REQUIREMENTS :: Print the listing in its entirety and exactly, leaving out images.
-- GIVEN RECORDS start --
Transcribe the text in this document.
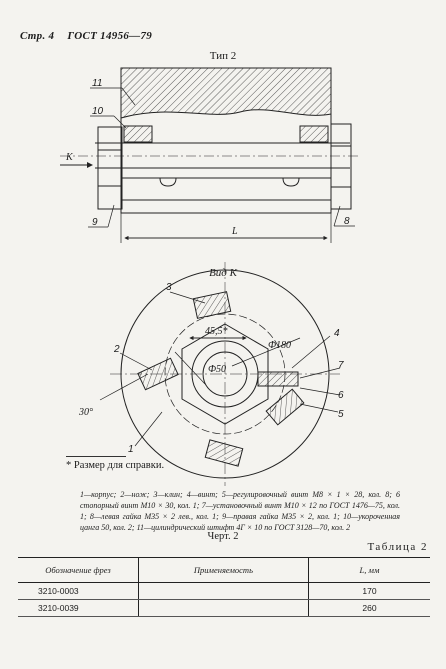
Стр. 4 ГОСТ 14956—79
Тип 2
Вид К
K
L
11
10
9	8
45,5*
Ф180
Ф50
30°
3
2
1
4
7
6
5
* Размер для справки.
1—корпус; 2—нож; 3—клин; 4—винт; 5—регулировочный винт М8 × 1 × 28, кол. 8; 6 стопорный винт М10 × 30, кол. 1; 7—установочный винт М10 × 12 по ГОСТ 1476—75, кол. 1; 8—левая гайка М35 × 2 лев., кол. 1; 9—правая гайка М35 × 2, кол. 1; 10—укороченная цанга 50, кол. 2; 11—цилиндрический штифт 4Г × 10 по ГОСТ 3128—70, кол. 2
Черт. 2
Таблица 2
Обозначение фрез	Применяемость	L, мм
3210-0003		170
3210-0039		260
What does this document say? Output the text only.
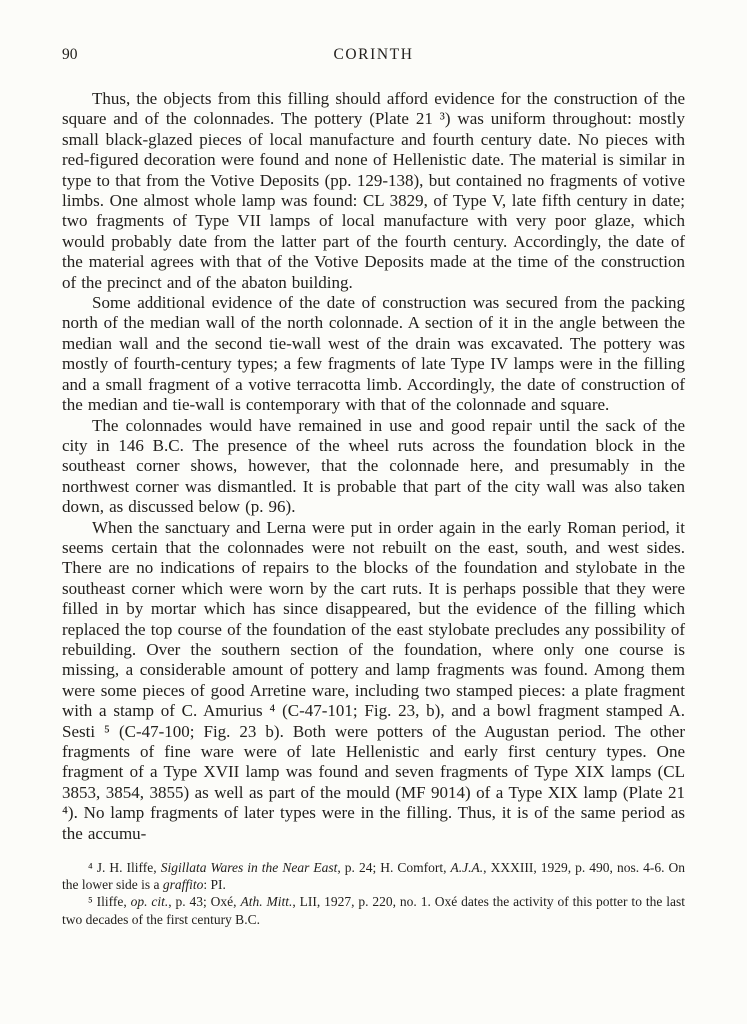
90	CORINTH

Thus, the objects from this filling should afford evidence for the construction of the square and of the colonnades. The pottery (Plate 21 ³) was uniform throughout: mostly small black-glazed pieces of local manufacture and fourth century date. No pieces with red-figured decoration were found and none of Hellenistic date. The material is similar in type to that from the Votive Deposits (pp. 129-138), but contained no fragments of votive limbs. One almost whole lamp was found: CL 3829, of Type V, late fifth century in date; two fragments of Type VII lamps of local manufacture with very poor glaze, which would probably date from the latter part of the fourth century. Accordingly, the date of the material agrees with that of the Votive Deposits made at the time of the construction of the precinct and of the abaton building.

Some additional evidence of the date of construction was secured from the packing north of the median wall of the north colonnade. A section of it in the angle between the median wall and the second tie-wall west of the drain was excavated. The pottery was mostly of fourth-century types; a few fragments of late Type IV lamps were in the filling and a small fragment of a votive terracotta limb. Accordingly, the date of construction of the median and tie-wall is contemporary with that of the colonnade and square.

The colonnades would have remained in use and good repair until the sack of the city in 146 B.C. The presence of the wheel ruts across the foundation block in the southeast corner shows, however, that the colonnade here, and presumably in the northwest corner was dismantled. It is probable that part of the city wall was also taken down, as discussed below (p. 96).

When the sanctuary and Lerna were put in order again in the early Roman period, it seems certain that the colonnades were not rebuilt on the east, south, and west sides. There are no indications of repairs to the blocks of the foundation and stylobate in the southeast corner which were worn by the cart ruts. It is perhaps possible that they were filled in by mortar which has since disappeared, but the evidence of the filling which replaced the top course of the foundation of the east stylobate precludes any possibility of rebuilding. Over the southern section of the foundation, where only one course is missing, a considerable amount of pottery and lamp fragments was found. Among them were some pieces of good Arretine ware, including two stamped pieces: a plate fragment with a stamp of C. Amurius ⁴ (C-47-101; Fig. 23, b), and a bowl fragment stamped A. Sesti ⁵ (C-47-100; Fig. 23 b). Both were potters of the Augustan period. The other fragments of fine ware were of late Hellenistic and early first century types. One fragment of a Type XVII lamp was found and seven fragments of Type XIX lamps (CL 3853, 3854, 3855) as well as part of the mould (MF 9014) of a Type XIX lamp (Plate 21 ⁴). No lamp fragments of later types were in the filling. Thus, it is of the same period as the accumu-

⁴ J. H. Iliffe, Sigillata Wares in the Near East, p. 24; H. Comfort, A.J.A., XXXIII, 1929, p. 490, nos. 4-6. On the lower side is a graffito: PI.

⁵ Iliffe, op. cit., p. 43; Oxé, Ath. Mitt., LII, 1927, p. 220, no. 1. Oxé dates the activity of this potter to the last two decades of the first century B.C.
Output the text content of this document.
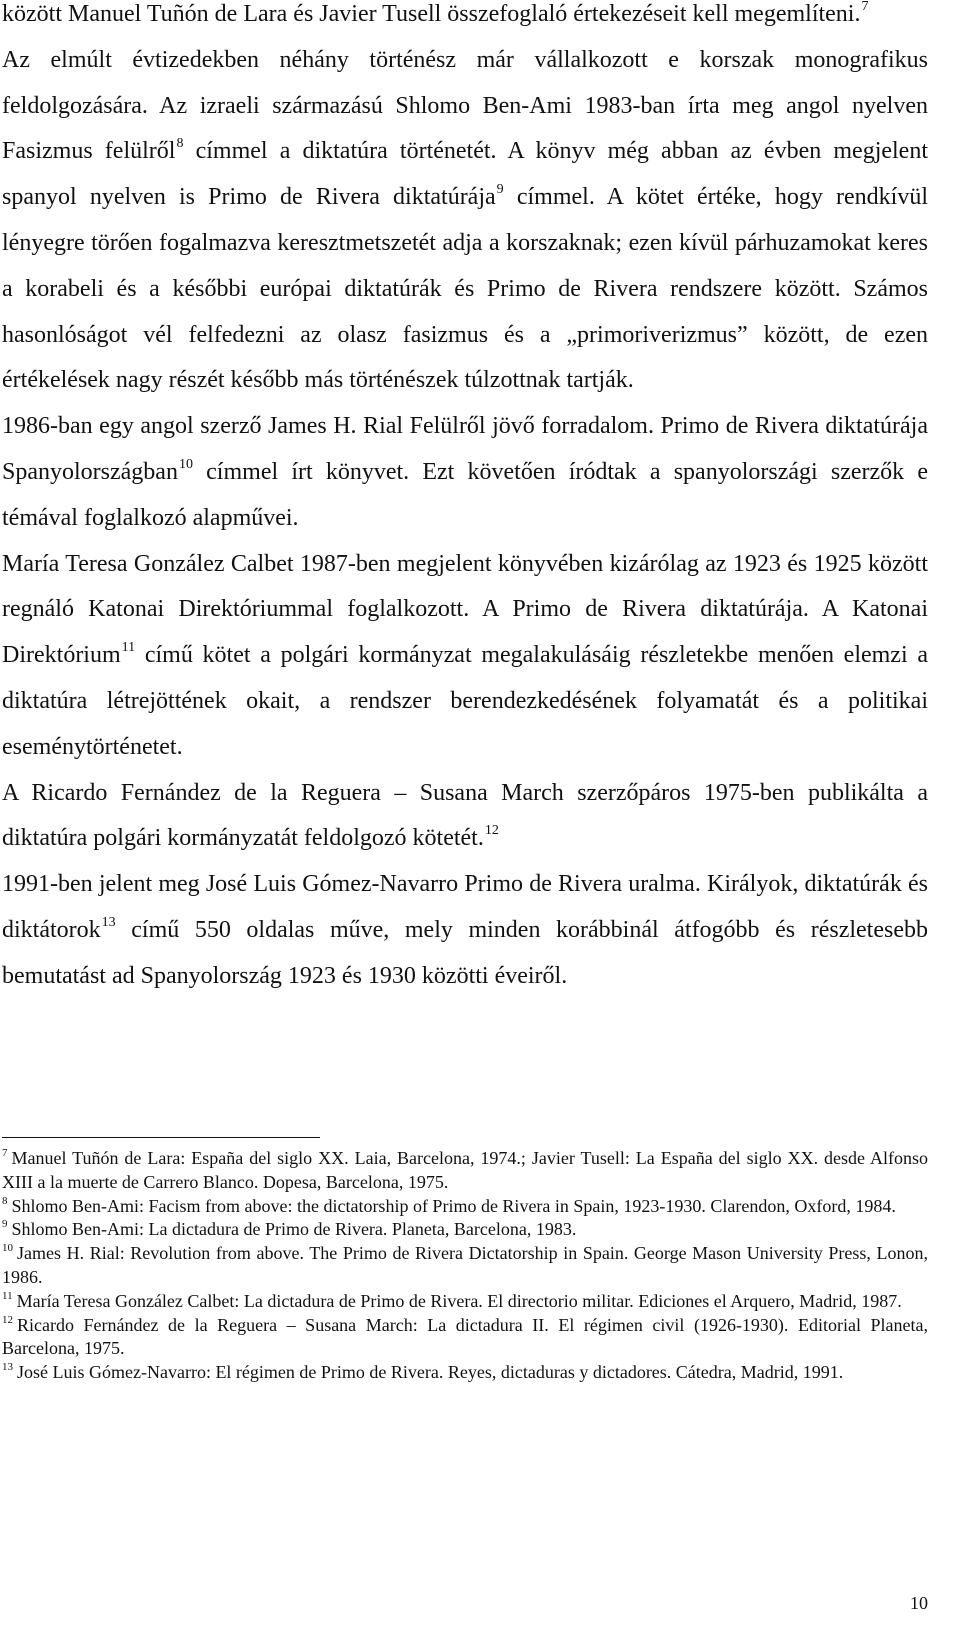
között Manuel Tuñón de Lara és Javier Tusell összefoglaló értekezéseit kell megemlíteni.$^7$

Az elmúlt évtizedekben néhány történész már vállalkozott e korszak monografikus feldolgozására. Az izraeli származású Shlomo Ben-Ami 1983-ban írta meg angol nyelven Fasizmus felülről$^8$ címmel a diktatúra történetét. A könyv még abban az évben megjelent spanyol nyelven is Primo de Rivera diktatúrája$^9$ címmel. A kötet értéke, hogy rendkívül lényegre törően fogalmazva keresztmetszetét adja a korszaknak; ezen kívül párhuzamokat keres a korabeli és a későbbi európai diktatúrák és Primo de Rivera rendszere között. Számos hasonlóságot vél felfedezni az olasz fasizmus és a „primoriverizmus” között, de ezen értékelések nagy részét később más történészek túlzottnak tartják.

1986-ban egy angol szerző James H. Rial Felülről jövő forradalom. Primo de Rivera diktatúrája Spanyolországban$^{10}$ címmel írt könyvet. Ezt követően íródtak a spanyolországi szerzők e témával foglalkozó alapművei.

María Teresa González Calbet 1987-ben megjelent könyvében kizárólag az 1923 és 1925 között regnáló Katonai Direktóriummal foglalkozott. A Primo de Rivera diktatúrája. A Katonai Direktórium$^{11}$ című kötet a polgári kormányzat megalakulásáig részletekbe menően elemzi a diktatúra létrejöttének okait, a rendszer berendezkedésének folyamatát és a politikai eseménytörténetet.

A Ricardo Fernández de la Reguera – Susana March szerzőpáros 1975-ben publikálta a diktatúra polgári kormányzatát feldolgozó kötetét.$^{12}$

1991-ben jelent meg José Luis Gómez-Navarro Primo de Rivera uralma. Királyok, diktatúrák és diktátorok$^{13}$ című 550 oldalas műve, mely minden korábbinál átfogóbb és részletesebb bemutatást ad Spanyolország 1923 és 1930 közötti éveiről.

$^7$ Manuel Tuñón de Lara: España del siglo XX. Laia, Barcelona, 1974.; Javier Tusell: La España del siglo XX. desde Alfonso XIII a la muerte de Carrero Blanco. Dopesa, Barcelona, 1975.

$^8$ Shlomo Ben-Ami: Facism from above: the dictatorship of Primo de Rivera in Spain, 1923-1930. Clarendon, Oxford, 1984.

$^9$ Shlomo Ben-Ami: La dictadura de Primo de Rivera. Planeta, Barcelona, 1983.

$^{10}$ James H. Rial: Revolution from above. The Primo de Rivera Dictatorship in Spain. George Mason University Press, Lonon, 1986.

$^{11}$ María Teresa González Calbet: La dictadura de Primo de Rivera. El directorio militar. Ediciones el Arquero, Madrid, 1987.

$^{12}$ Ricardo Fernández de la Reguera – Susana March: La dictadura II. El régimen civil (1926-1930). Editorial Planeta, Barcelona, 1975.

$^{13}$ José Luis Gómez-Navarro: El régimen de Primo de Rivera. Reyes, dictaduras y dictadores. Cátedra, Madrid, 1991.

10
-- GIVEN RECORDS end --
REPLY ::
Transcribe the text in this document.
Стр. 4 ГОСТ 14956—79
Тип 2
Вид К
K
L
11
10
9	8
45,5*
Ф180
Ф50
30°
3
2
1
4
7
6
5
* Размер для справки.
1—корпус; 2—нож; 3—клин; 4—винт; 5—регулировочный винт М8 × 1 × 28, кол. 8; 6 стопорный винт М10 × 30, кол. 1; 7—установочный винт М10 × 12 по ГОСТ 1476—75, кол. 1; 8—левая гайка М35 × 2 лев., кол. 1; 9—правая гайка М35 × 2, кол. 1; 10—укороченная цанга 50, кол. 2; 11—цилиндрический штифт 4Г × 10 по ГОСТ 3128—70, кол. 2
Черт. 2
Таблица 2
Обозначение фрез	Применяемость	L, мм
3210-0003		170
3210-0039		260
What does this document say? Output the text only.
90	CORINTH

Thus, the objects from this filling should afford evidence for the construction of the square and of the colonnades. The pottery (Plate 21 ³) was uniform throughout: mostly small black-glazed pieces of local manufacture and fourth century date. No pieces with red-figured decoration were found and none of Hellenistic date. The material is similar in type to that from the Votive Deposits (pp. 129-138), but contained no fragments of votive limbs. One almost whole lamp was found: CL 3829, of Type V, late fifth century in date; two fragments of Type VII lamps of local manufacture with very poor glaze, which would probably date from the latter part of the fourth century. Accordingly, the date of the material agrees with that of the Votive Deposits made at the time of the construction of the precinct and of the abaton building.

Some additional evidence of the date of construction was secured from the packing north of the median wall of the north colonnade. A section of it in the angle between the median wall and the second tie-wall west of the drain was excavated. The pottery was mostly of fourth-century types; a few fragments of late Type IV lamps were in the filling and a small fragment of a votive terracotta limb. Accordingly, the date of construction of the median and tie-wall is contemporary with that of the colonnade and square.

The colonnades would have remained in use and good repair until the sack of the city in 146 B.C. The presence of the wheel ruts across the foundation block in the southeast corner shows, however, that the colonnade here, and presumably in the northwest corner was dismantled. It is probable that part of the city wall was also taken down, as discussed below (p. 96).

When the sanctuary and Lerna were put in order again in the early Roman period, it seems certain that the colonnades were not rebuilt on the east, south, and west sides. There are no indications of repairs to the blocks of the foundation and stylobate in the southeast corner which were worn by the cart ruts. It is perhaps possible that they were filled in by mortar which has since disappeared, but the evidence of the filling which replaced the top course of the foundation of the east stylobate precludes any possibility of rebuilding. Over the southern section of the foundation, where only one course is missing, a considerable amount of pottery and lamp fragments was found. Among them were some pieces of good Arretine ware, including two stamped pieces: a plate fragment with a stamp of C. Amurius ⁴ (C-47-101; Fig. 23, b), and a bowl fragment stamped A. Sesti ⁵ (C-47-100; Fig. 23 b). Both were potters of the Augustan period. The other fragments of fine ware were of late Hellenistic and early first century types. One fragment of a Type XVII lamp was found and seven fragments of Type XIX lamps (CL 3853, 3854, 3855) as well as part of the mould (MF 9014) of a Type XIX lamp (Plate 21 ⁴). No lamp fragments of later types were in the filling. Thus, it is of the same period as the accumu-

⁴ J. H. Iliffe, Sigillata Wares in the Near East, p. 24; H. Comfort, A.J.A., XXXIII, 1929, p. 490, nos. 4-6. On the lower side is a graffito: PI.

⁵ Iliffe, op. cit., p. 43; Oxé, Ath. Mitt., LII, 1927, p. 220, no. 1. Oxé dates the activity of this potter to the last two decades of the first century B.C.
Output the text content of this document.
között Manuel Tuñón de Lara és Javier Tusell összefoglaló értekezéseit kell megemlíteni.$^7$

Az elmúlt évtizedekben néhány történész már vállalkozott e korszak monografikus feldolgozására. Az izraeli származású Shlomo Ben-Ami 1983-ban írta meg angol nyelven Fasizmus felülről$^8$ címmel a diktatúra történetét. A könyv még abban az évben megjelent spanyol nyelven is Primo de Rivera diktatúrája$^9$ címmel. A kötet értéke, hogy rendkívül lényegre törően fogalmazva keresztmetszetét adja a korszaknak; ezen kívül párhuzamokat keres a korabeli és a későbbi európai diktatúrák és Primo de Rivera rendszere között. Számos hasonlóságot vél felfedezni az olasz fasizmus és a „primoriverizmus” között, de ezen értékelések nagy részét később más történészek túlzottnak tartják.

1986-ban egy angol szerző James H. Rial Felülről jövő forradalom. Primo de Rivera diktatúrája Spanyolországban$^{10}$ címmel írt könyvet. Ezt követően íródtak a spanyolországi szerzők e témával foglalkozó alapművei.

María Teresa González Calbet 1987-ben megjelent könyvében kizárólag az 1923 és 1925 között regnáló Katonai Direktóriummal foglalkozott. A Primo de Rivera diktatúrája. A Katonai Direktórium$^{11}$ című kötet a polgári kormányzat megalakulásáig részletekbe menően elemzi a diktatúra létrejöttének okait, a rendszer berendezkedésének folyamatát és a politikai eseménytörténetet.

A Ricardo Fernández de la Reguera – Susana March szerzőpáros 1975-ben publikálta a diktatúra polgári kormányzatát feldolgozó kötetét.$^{12}$

1991-ben jelent meg José Luis Gómez-Navarro Primo de Rivera uralma. Királyok, diktatúrák és diktátorok$^{13}$ című 550 oldalas műve, mely minden korábbinál átfogóbb és részletesebb bemutatást ad Spanyolország 1923 és 1930 közötti éveiről.

$^7$ Manuel Tuñón de Lara: España del siglo XX. Laia, Barcelona, 1974.; Javier Tusell: La España del siglo XX. desde Alfonso XIII a la muerte de Carrero Blanco. Dopesa, Barcelona, 1975.

$^8$ Shlomo Ben-Ami: Facism from above: the dictatorship of Primo de Rivera in Spain, 1923-1930. Clarendon, Oxford, 1984.

$^9$ Shlomo Ben-Ami: La dictadura de Primo de Rivera. Planeta, Barcelona, 1983.

$^{10}$ James H. Rial: Revolution from above. The Primo de Rivera Dictatorship in Spain. George Mason University Press, Lonon, 1986.

$^{11}$ María Teresa González Calbet: La dictadura de Primo de Rivera. El directorio militar. Ediciones el Arquero, Madrid, 1987.

$^{12}$ Ricardo Fernández de la Reguera – Susana March: La dictadura II. El régimen civil (1926-1930). Editorial Planeta, Barcelona, 1975.

$^{13}$ José Luis Gómez-Navarro: El régimen de Primo de Rivera. Reyes, dictaduras y dictadores. Cátedra, Madrid, 1991.

10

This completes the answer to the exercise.